--- DIRECTION ---
Copy out the complete listing, word for word.

--- PROVIDED RECORDS ---
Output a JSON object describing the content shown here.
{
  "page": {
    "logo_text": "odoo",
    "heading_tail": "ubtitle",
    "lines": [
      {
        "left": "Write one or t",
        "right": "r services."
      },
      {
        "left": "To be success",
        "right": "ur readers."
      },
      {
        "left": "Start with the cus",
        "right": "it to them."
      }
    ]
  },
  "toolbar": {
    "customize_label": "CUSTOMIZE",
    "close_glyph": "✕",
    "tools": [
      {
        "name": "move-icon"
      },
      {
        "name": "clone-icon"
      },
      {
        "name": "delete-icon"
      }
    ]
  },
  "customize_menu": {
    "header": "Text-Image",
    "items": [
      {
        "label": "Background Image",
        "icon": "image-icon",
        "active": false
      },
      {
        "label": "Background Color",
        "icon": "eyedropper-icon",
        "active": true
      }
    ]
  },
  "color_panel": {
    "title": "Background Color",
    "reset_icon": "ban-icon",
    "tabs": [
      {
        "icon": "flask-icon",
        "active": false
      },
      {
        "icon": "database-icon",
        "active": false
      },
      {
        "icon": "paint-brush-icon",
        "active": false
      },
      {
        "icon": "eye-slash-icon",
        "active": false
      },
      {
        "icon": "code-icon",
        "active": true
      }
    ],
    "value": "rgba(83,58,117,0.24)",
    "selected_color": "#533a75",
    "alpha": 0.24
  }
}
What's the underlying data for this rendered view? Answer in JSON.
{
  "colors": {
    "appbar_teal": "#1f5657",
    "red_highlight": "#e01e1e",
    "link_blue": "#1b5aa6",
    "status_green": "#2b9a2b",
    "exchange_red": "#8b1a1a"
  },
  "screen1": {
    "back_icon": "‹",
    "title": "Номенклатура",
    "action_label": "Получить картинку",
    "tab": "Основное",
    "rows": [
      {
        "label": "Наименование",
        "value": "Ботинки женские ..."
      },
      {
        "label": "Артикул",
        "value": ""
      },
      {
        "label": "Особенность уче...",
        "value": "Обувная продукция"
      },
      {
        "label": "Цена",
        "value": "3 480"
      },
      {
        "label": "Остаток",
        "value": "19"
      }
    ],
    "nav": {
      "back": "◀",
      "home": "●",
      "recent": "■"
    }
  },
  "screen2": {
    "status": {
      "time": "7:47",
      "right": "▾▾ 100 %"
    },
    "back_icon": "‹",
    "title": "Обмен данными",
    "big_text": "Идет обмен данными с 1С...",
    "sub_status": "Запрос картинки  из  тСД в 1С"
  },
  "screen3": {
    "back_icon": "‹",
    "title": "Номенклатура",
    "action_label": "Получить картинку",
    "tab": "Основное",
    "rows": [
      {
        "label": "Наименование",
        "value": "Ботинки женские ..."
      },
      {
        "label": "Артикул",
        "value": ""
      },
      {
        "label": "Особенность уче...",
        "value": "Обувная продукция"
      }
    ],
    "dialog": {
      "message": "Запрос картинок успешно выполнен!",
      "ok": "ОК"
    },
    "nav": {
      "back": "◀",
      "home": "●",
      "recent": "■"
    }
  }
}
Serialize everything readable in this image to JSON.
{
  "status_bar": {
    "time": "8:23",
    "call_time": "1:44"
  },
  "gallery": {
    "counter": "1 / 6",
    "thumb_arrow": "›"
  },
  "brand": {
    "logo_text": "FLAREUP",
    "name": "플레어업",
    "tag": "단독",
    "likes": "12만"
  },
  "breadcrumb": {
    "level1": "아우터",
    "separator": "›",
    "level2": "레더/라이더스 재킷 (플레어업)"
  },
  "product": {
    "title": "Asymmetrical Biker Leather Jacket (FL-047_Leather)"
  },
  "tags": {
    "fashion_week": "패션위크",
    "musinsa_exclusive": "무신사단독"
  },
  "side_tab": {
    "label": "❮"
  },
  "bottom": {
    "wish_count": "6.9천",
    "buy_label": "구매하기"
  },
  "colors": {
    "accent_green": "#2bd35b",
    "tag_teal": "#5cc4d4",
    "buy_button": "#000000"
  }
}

--- SOLVED EXERCISE ---
Output a JSON object describing the content shown here.
{
  "page": {
    "logo_text": "odoo",
    "heading_tail": "ubtitle",
    "lines": [
      {
        "left": "Write one or t",
        "right": "r services."
      },
      {
        "left": "To be success",
        "right": "ur readers."
      },
      {
        "left": "Start with the cus",
        "right": "it to them."
      }
    ]
  },
  "toolbar": {
    "customize_label": "CUSTOMIZE",
    "close_glyph": "✕",
    "tools": [
      {
        "name": "move-icon"
      },
      {
        "name": "clone-icon"
      },
      {
        "name": "delete-icon"
      }
    ]
  },
  "customize_menu": {
    "header": "Text-Image",
    "items": [
      {
        "label": "Background Image",
        "icon": "image-icon",
        "active": false
      },
      {
        "label": "Background Color",
        "icon": "eyedropper-icon",
        "active": true
      }
    ]
  },
  "color_panel": {
    "title": "Background Color",
    "reset_icon": "ban-icon",
    "tabs": [
      {
        "icon": "flask-icon",
        "active": false
      },
      {
        "icon": "database-icon",
        "active": false
      },
      {
        "icon": "paint-brush-icon",
        "active": false
      },
      {
        "icon": "eye-slash-icon",
        "active": false
      },
      {
        "icon": "code-icon",
        "active": true
      }
    ],
    "value": "rgba(83,58,117,0.24)",
    "selected_color": "#533a75",
    "alpha": 0.24
  }
}
What's the underlying data for this rendered view? Answer in JSON.
{
  "colors": {
    "appbar_teal": "#1f5657",
    "red_highlight": "#e01e1e",
    "link_blue": "#1b5aa6",
    "status_green": "#2b9a2b",
    "exchange_red": "#8b1a1a"
  },
  "screen1": {
    "back_icon": "‹",
    "title": "Номенклатура",
    "action_label": "Получить картинку",
    "tab": "Основное",
    "rows": [
      {
        "label": "Наименование",
        "value": "Ботинки женские ..."
      },
      {
        "label": "Артикул",
        "value": ""
      },
      {
        "label": "Особенность уче...",
        "value": "Обувная продукция"
      },
      {
        "label": "Цена",
        "value": "3 480"
      },
      {
        "label": "Остаток",
        "value": "19"
      }
    ],
    "nav": {
      "back": "◀",
      "home": "●",
      "recent": "■"
    }
  },
  "screen2": {
    "status": {
      "time": "7:47",
      "right": "▾▾ 100 %"
    },
    "back_icon": "‹",
    "title": "Обмен данными",
    "big_text": "Идет обмен данными с 1С...",
    "sub_status": "Запрос картинки  из  тСД в 1С"
  },
  "screen3": {
    "back_icon": "‹",
    "title": "Номенклатура",
    "action_label": "Получить картинку",
    "tab": "Основное",
    "rows": [
      {
        "label": "Наименование",
        "value": "Ботинки женские ..."
      },
      {
        "label": "Артикул",
        "value": ""
      },
      {
        "label": "Особенность уче...",
        "value": "Обувная продукция"
      }
    ],
    "dialog": {
      "message": "Запрос картинок успешно выполнен!",
      "ok": "ОК"
    },
    "nav": {
      "back": "◀",
      "home": "●",
      "recent": "■"
    }
  }
}
Serialize everything readable in this image to JSON.
{
  "status_bar": {
    "time": "8:23",
    "call_time": "1:44"
  },
  "gallery": {
    "counter": "1 / 6",
    "thumb_arrow": "›"
  },
  "brand": {
    "logo_text": "FLAREUP",
    "name": "플레어업",
    "tag": "단독",
    "likes": "12만"
  },
  "breadcrumb": {
    "level1": "아우터",
    "separator": "›",
    "level2": "레더/라이더스 재킷 (플레어업)"
  },
  "product": {
    "title": "Asymmetrical Biker Leather Jacket (FL-047_Leather)"
  },
  "tags": {
    "fashion_week": "패션위크",
    "musinsa_exclusive": "무신사단독"
  },
  "side_tab": {
    "label": "❮"
  },
  "bottom": {
    "wish_count": "6.9천",
    "buy_label": "구매하기"
  },
  "colors": {
    "accent_green": "#2bd35b",
    "tag_teal": "#5cc4d4",
    "buy_button": "#000000"
  }
}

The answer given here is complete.